• _PROVIDED MATERIAL_
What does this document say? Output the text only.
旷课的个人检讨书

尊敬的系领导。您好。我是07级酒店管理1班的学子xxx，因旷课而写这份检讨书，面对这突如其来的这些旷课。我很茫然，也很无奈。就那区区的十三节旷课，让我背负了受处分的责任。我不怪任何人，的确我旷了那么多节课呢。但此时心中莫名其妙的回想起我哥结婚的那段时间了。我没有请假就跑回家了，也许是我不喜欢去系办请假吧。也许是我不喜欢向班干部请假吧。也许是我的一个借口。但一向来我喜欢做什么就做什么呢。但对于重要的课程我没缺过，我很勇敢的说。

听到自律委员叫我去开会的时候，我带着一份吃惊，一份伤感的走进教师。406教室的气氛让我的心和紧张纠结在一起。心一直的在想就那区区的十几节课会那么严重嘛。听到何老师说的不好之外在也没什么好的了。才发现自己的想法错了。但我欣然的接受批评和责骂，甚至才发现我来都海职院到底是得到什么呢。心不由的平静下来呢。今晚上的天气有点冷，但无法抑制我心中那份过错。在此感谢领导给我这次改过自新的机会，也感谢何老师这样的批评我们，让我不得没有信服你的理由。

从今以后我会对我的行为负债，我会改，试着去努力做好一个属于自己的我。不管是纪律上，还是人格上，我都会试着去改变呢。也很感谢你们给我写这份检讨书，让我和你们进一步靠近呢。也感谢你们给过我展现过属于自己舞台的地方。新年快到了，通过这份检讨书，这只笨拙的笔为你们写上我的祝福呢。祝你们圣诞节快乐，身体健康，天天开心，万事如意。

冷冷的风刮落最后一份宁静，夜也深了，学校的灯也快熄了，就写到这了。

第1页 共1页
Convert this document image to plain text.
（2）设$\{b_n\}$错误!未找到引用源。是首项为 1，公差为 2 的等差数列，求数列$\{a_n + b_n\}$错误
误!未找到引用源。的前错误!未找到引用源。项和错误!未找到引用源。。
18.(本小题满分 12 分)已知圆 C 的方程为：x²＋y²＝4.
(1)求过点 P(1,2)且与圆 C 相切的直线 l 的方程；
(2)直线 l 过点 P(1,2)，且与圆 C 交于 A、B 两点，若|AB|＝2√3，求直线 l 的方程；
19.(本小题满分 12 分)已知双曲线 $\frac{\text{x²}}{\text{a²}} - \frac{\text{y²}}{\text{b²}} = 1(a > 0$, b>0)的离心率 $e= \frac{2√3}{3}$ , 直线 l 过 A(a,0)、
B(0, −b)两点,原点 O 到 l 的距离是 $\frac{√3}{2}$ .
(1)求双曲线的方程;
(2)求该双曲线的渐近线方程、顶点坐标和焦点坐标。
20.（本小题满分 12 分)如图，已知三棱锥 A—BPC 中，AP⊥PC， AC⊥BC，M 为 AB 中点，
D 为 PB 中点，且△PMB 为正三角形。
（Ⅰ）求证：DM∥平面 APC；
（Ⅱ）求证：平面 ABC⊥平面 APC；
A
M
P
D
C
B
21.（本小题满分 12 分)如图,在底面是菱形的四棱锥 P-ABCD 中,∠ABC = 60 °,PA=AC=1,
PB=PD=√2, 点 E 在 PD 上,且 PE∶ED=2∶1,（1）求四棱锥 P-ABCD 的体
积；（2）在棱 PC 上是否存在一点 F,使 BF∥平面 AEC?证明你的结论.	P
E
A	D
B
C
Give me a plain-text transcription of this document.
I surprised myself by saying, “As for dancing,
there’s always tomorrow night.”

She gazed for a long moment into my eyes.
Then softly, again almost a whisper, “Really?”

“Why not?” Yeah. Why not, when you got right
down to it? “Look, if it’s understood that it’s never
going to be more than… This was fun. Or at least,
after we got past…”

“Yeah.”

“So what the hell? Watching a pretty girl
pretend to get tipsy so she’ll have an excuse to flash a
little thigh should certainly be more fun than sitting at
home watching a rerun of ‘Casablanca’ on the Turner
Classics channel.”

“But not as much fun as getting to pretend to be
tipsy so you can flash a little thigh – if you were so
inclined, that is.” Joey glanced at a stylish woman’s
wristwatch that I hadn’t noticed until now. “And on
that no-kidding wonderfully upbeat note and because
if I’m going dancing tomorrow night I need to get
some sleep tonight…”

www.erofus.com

• _PROMPT_
For the records above, state how many lines include the string "that", giving the number and nothing else.

• _FINAL RESULT_
4